[BEGIN]
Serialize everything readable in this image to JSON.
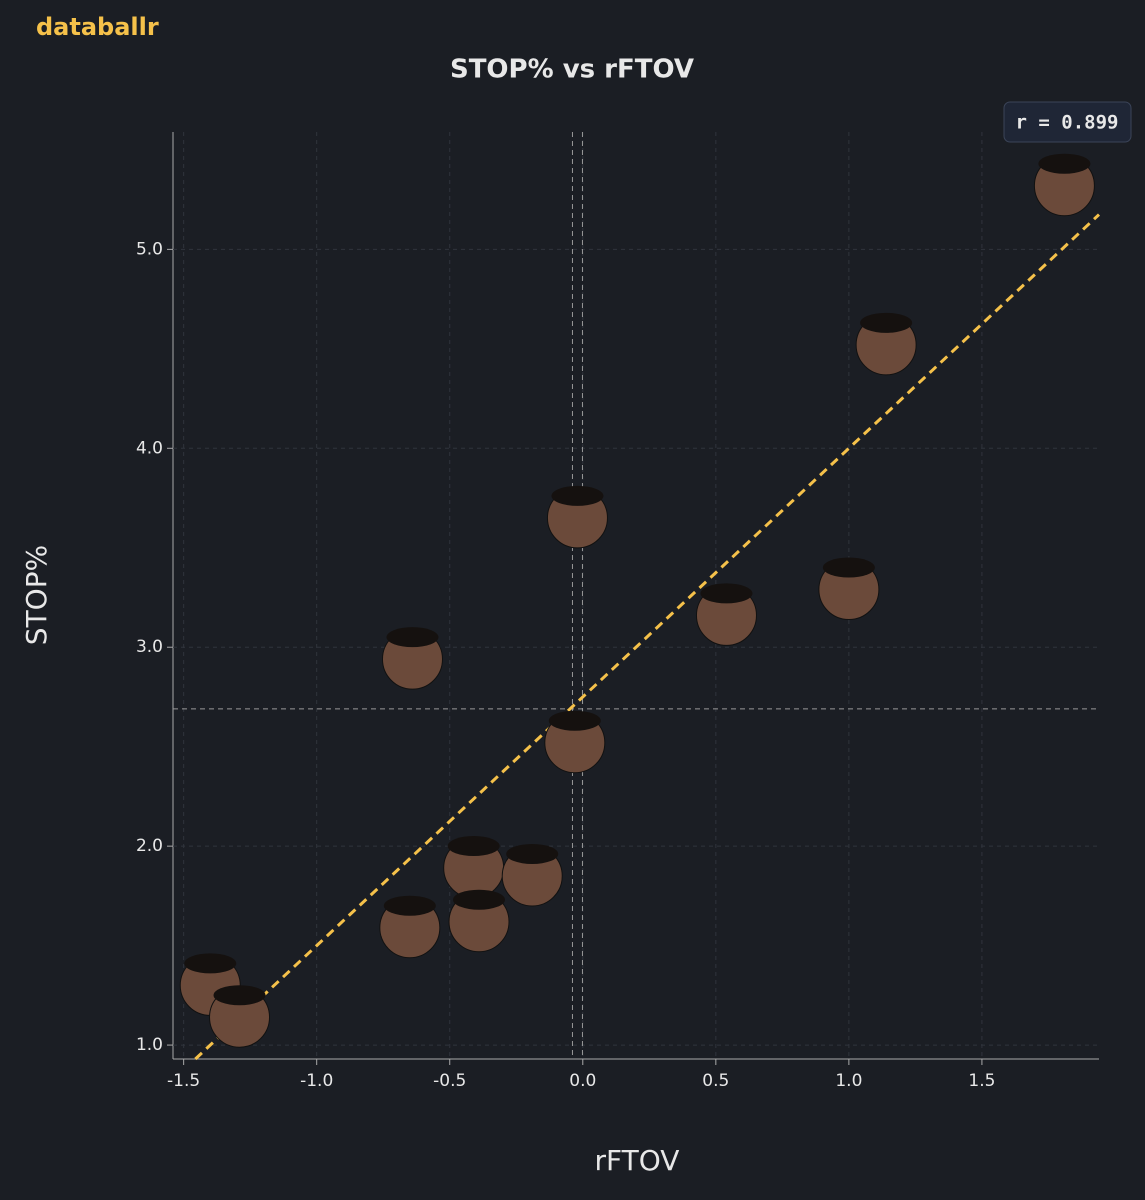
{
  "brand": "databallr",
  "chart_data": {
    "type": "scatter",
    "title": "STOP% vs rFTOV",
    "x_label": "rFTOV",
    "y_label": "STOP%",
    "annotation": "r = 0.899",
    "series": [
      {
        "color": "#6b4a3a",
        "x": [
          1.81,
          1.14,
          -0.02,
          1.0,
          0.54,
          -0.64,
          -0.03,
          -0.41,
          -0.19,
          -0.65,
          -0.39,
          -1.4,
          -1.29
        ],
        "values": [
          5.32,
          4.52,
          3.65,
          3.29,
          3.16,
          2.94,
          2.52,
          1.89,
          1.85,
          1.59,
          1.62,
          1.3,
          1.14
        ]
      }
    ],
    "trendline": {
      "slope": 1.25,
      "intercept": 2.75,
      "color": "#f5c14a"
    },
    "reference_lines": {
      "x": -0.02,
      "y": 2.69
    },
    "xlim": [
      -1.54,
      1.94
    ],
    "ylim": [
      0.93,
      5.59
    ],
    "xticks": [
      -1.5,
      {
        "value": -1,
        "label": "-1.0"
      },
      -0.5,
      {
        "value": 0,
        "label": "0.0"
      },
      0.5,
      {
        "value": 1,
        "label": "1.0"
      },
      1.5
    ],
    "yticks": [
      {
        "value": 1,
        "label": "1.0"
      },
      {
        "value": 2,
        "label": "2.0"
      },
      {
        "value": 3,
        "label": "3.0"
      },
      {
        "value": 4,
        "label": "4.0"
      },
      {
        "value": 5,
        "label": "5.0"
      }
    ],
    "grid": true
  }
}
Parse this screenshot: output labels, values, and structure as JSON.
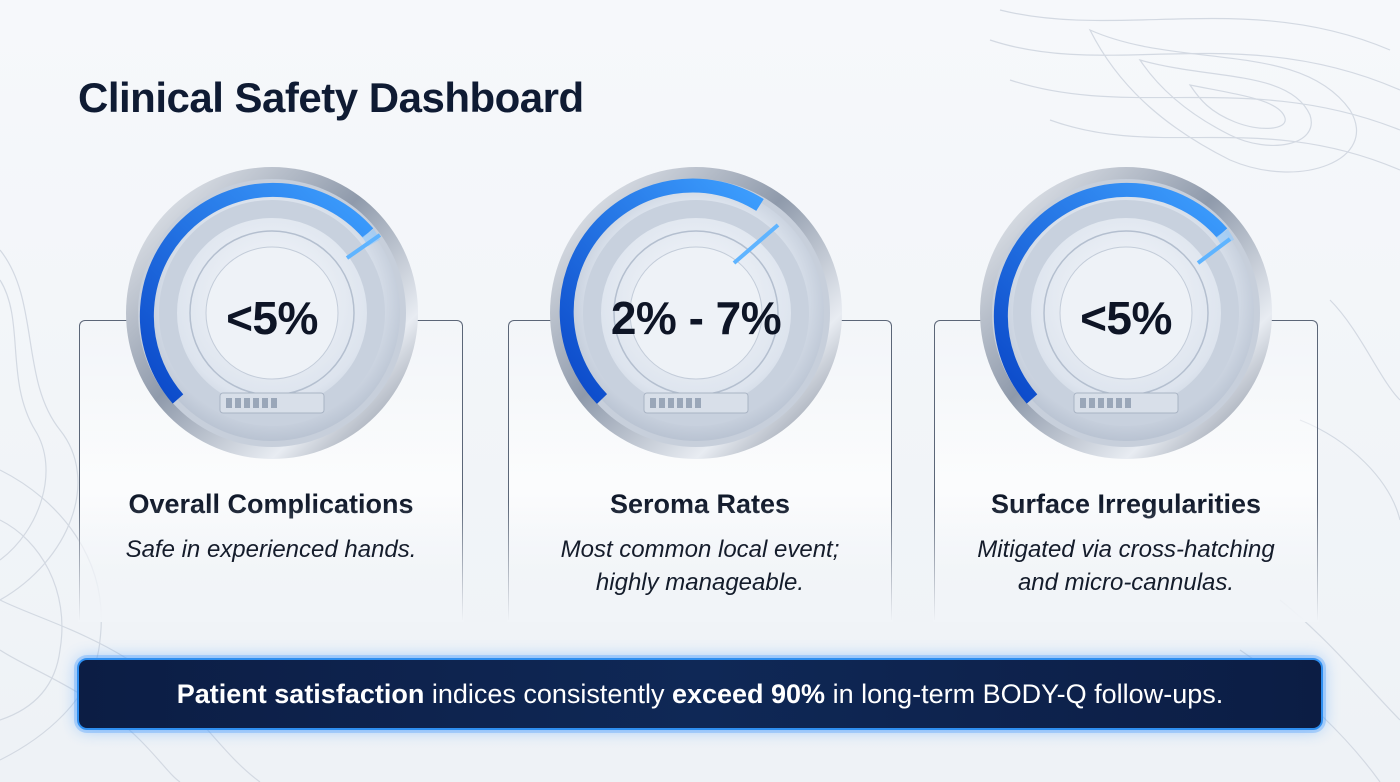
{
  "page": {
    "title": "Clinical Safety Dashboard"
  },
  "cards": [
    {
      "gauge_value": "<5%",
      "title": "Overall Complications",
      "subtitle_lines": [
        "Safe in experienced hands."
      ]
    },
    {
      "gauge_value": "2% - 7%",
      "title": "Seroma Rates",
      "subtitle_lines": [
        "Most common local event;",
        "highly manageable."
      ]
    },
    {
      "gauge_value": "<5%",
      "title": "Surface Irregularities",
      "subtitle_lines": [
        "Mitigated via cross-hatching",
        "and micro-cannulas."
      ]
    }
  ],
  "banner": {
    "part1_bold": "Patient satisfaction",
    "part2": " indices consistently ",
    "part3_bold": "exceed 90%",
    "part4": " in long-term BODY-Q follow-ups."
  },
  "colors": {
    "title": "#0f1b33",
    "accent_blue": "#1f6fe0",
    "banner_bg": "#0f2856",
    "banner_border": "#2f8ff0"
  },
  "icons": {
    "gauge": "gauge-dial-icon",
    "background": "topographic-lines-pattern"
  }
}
[END]
Instructions for the task:
Take the records above and transcribe them exactly, dropping every picture.

Response:
Serialize everything readable in this image to JSON.
{
  "brand": "databallr",
  "chart_data": {
    "type": "scatter",
    "title": "STOP% vs rFTOV",
    "x_label": "rFTOV",
    "y_label": "STOP%",
    "annotation": "r = 0.899",
    "series": [
      {
        "color": "#6b4a3a",
        "x": [
          1.81,
          1.14,
          -0.02,
          1.0,
          0.54,
          -0.64,
          -0.03,
          -0.41,
          -0.19,
          -0.65,
          -0.39,
          -1.4,
          -1.29
        ],
        "values": [
          5.32,
          4.52,
          3.65,
          3.29,
          3.16,
          2.94,
          2.52,
          1.89,
          1.85,
          1.59,
          1.62,
          1.3,
          1.14
        ]
      }
    ],
    "trendline": {
      "slope": 1.25,
      "intercept": 2.75,
      "color": "#f5c14a"
    },
    "reference_lines": {
      "x": -0.02,
      "y": 2.69
    },
    "xlim": [
      -1.54,
      1.94
    ],
    "ylim": [
      0.93,
      5.59
    ],
    "xticks": [
      -1.5,
      {
        "value": -1,
        "label": "-1.0"
      },
      -0.5,
      {
        "value": 0,
        "label": "0.0"
      },
      0.5,
      {
        "value": 1,
        "label": "1.0"
      },
      1.5
    ],
    "yticks": [
      {
        "value": 1,
        "label": "1.0"
      },
      {
        "value": 2,
        "label": "2.0"
      },
      {
        "value": 3,
        "label": "3.0"
      },
      {
        "value": 4,
        "label": "4.0"
      },
      {
        "value": 5,
        "label": "5.0"
      }
    ],
    "grid": true
  }
}
Parse this screenshot: output labels, values, and structure as JSON.
{
  "page": {
    "title": "Clinical Safety Dashboard"
  },
  "cards": [
    {
      "gauge_value": "<5%",
      "title": "Overall Complications",
      "subtitle_lines": [
        "Safe in experienced hands."
      ]
    },
    {
      "gauge_value": "2% - 7%",
      "title": "Seroma Rates",
      "subtitle_lines": [
        "Most common local event;",
        "highly manageable."
      ]
    },
    {
      "gauge_value": "<5%",
      "title": "Surface Irregularities",
      "subtitle_lines": [
        "Mitigated via cross-hatching",
        "and micro-cannulas."
      ]
    }
  ],
  "banner": {
    "part1_bold": "Patient satisfaction",
    "part2": " indices consistently ",
    "part3_bold": "exceed 90%",
    "part4": " in long-term BODY-Q follow-ups."
  },
  "colors": {
    "title": "#0f1b33",
    "accent_blue": "#1f6fe0",
    "banner_bg": "#0f2856",
    "banner_border": "#2f8ff0"
  },
  "icons": {
    "gauge": "gauge-dial-icon",
    "background": "topographic-lines-pattern"
  }
}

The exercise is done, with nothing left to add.